Krishnamoorthy Iyer, J.
1. This is a reference under Section 64(1) of Estate Duty Act, 1953, at the instance of the accountable person by the Income-tax Appellate Tribunal, Cochin Bench. The questions of law referred are:
'(1) Whether, on the facts and in the circumstances of the case, the properties (other than the residential house) gifted by the deceased to his children under the gift deed dated April 9, 1956, can be deemed to pass on the death of the deceased by virtue of Section 10 of the Estate Duty Act, 1953. and if so, to what extent
(2) Whether, on the facts and in the circumstances of the case, the nursing home building gifted by the deceased to his son under the deed dated April 9, 1956, can be deemed to pass on the death of the deceased by virtue of Section 10 of the Estate Duty Act, 1953, and if so, to what extent '
2. The reference relates to the estate duty assessment relating to the estate of Dr. A. K. Kunhalu who died on August 12, 1963. The deceased by the deed of gift dated April 9, 1956, produced as annexure ' A ', gifted four items of properties jointly, to his 5 sons and 3 daughters. Item 1 therein is the residential building over which the deceased had reserved to himself a right of residence. We are concerned in this reference only with items 2 to 4 in annexure ' A '. The gift provided for payment of Rs. 125 per mensem towards maintenance to the deceased and a like amount to his wife charged on items 1 to 4 therein from the 1st April, 1966.

Requests
1 – List every distinct full calendar date (day, month and year) that the estate duty judgment mentions.
2 – Continue the estate duty judgment, picking up after its final sentence and keeping its formal legal style.
The records that follow are separate material and have no connection to the estate duty judgment.

Raw records
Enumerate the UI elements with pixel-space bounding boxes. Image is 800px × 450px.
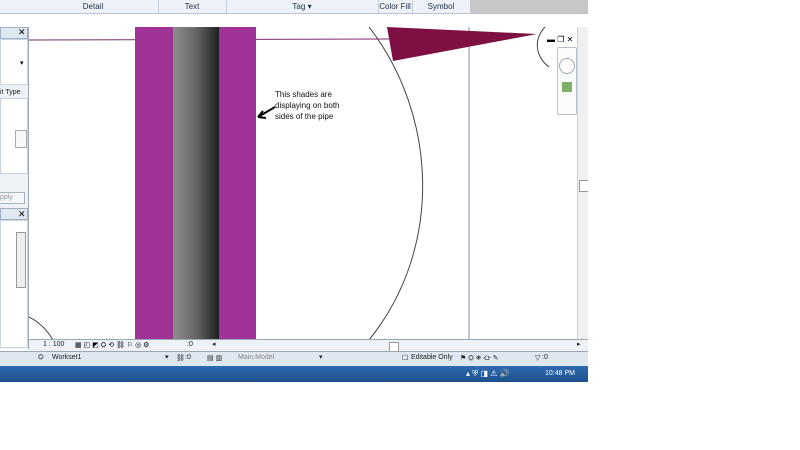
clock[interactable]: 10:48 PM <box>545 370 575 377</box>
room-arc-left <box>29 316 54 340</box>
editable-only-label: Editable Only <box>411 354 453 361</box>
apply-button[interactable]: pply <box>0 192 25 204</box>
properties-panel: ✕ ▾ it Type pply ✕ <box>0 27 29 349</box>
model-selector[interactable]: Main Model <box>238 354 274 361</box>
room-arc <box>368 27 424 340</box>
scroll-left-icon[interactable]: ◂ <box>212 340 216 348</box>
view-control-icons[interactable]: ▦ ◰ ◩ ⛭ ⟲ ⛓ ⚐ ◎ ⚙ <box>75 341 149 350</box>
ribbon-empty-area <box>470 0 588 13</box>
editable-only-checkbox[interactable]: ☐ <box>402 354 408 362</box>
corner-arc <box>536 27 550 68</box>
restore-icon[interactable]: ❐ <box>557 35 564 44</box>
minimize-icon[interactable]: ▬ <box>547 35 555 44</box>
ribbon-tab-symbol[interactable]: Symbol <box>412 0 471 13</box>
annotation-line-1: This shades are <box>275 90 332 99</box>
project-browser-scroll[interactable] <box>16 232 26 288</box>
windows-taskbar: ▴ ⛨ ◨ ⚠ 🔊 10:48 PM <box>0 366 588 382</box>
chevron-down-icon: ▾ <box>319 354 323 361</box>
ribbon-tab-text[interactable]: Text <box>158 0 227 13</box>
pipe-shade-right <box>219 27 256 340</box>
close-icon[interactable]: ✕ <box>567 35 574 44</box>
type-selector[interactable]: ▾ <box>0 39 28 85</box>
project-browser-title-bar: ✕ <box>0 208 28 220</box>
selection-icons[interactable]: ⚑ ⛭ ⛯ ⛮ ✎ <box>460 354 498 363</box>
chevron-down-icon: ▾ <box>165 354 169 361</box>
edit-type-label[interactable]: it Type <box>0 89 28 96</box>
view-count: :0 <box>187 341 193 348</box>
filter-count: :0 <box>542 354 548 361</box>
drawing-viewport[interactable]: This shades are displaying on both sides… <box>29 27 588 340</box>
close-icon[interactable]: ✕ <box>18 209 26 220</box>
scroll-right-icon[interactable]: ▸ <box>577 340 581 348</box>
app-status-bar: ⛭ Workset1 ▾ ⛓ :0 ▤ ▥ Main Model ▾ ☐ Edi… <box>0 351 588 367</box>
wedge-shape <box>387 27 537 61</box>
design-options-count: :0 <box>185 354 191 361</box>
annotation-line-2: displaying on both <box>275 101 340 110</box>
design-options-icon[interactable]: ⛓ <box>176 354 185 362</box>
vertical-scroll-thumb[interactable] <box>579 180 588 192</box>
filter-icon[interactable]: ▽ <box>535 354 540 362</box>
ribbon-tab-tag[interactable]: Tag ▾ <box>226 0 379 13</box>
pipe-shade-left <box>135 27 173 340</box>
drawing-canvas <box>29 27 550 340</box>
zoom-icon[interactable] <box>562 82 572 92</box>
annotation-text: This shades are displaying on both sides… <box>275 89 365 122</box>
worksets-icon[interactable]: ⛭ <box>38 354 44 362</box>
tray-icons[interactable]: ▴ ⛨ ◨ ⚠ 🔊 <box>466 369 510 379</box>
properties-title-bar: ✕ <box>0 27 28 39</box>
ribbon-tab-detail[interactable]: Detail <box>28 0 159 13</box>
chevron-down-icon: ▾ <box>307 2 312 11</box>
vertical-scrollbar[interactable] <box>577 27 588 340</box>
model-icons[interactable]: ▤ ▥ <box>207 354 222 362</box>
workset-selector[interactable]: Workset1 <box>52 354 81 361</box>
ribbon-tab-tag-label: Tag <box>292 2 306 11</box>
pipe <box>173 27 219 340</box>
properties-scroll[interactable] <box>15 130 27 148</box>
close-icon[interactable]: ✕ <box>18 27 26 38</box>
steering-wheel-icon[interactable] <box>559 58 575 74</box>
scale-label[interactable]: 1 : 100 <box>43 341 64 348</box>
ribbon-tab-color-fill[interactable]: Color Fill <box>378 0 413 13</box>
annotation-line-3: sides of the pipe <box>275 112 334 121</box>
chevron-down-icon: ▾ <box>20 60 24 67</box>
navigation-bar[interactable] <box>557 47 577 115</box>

Outputs in order
1 – April 9, 1956; August 12, 1963; 1st April, 1966

2 –
3. The deceased was a doctor and was conducting a nursing home. On the same day, viz., April 9, 1956, the deceased had executed another gift, annexure ' B ', in respect of the building where he was running a nursing home in favour of his son, Abdul Majeed. Thereafter, the deceased took the building on lease for the purpose of the nursing home agreeing to pay rent of Rs. 75 per month. On April 1, 1960, the deceased entered into a partnership with his son, Dr. K. P. Mohamed Babu, regarding the nursing home and the lease arrangement was transferred to the partnership. The deceased had a 2/3rd share in the partnership on and from October 1, 1962. The donee in annexure ' B ', who had by that time become a qualified doctor, also joined the partnership. In the new partnership the deceased had l/3rd share. The lease deed in respect of the nursing home building was transferred to the benefit of the new partnership.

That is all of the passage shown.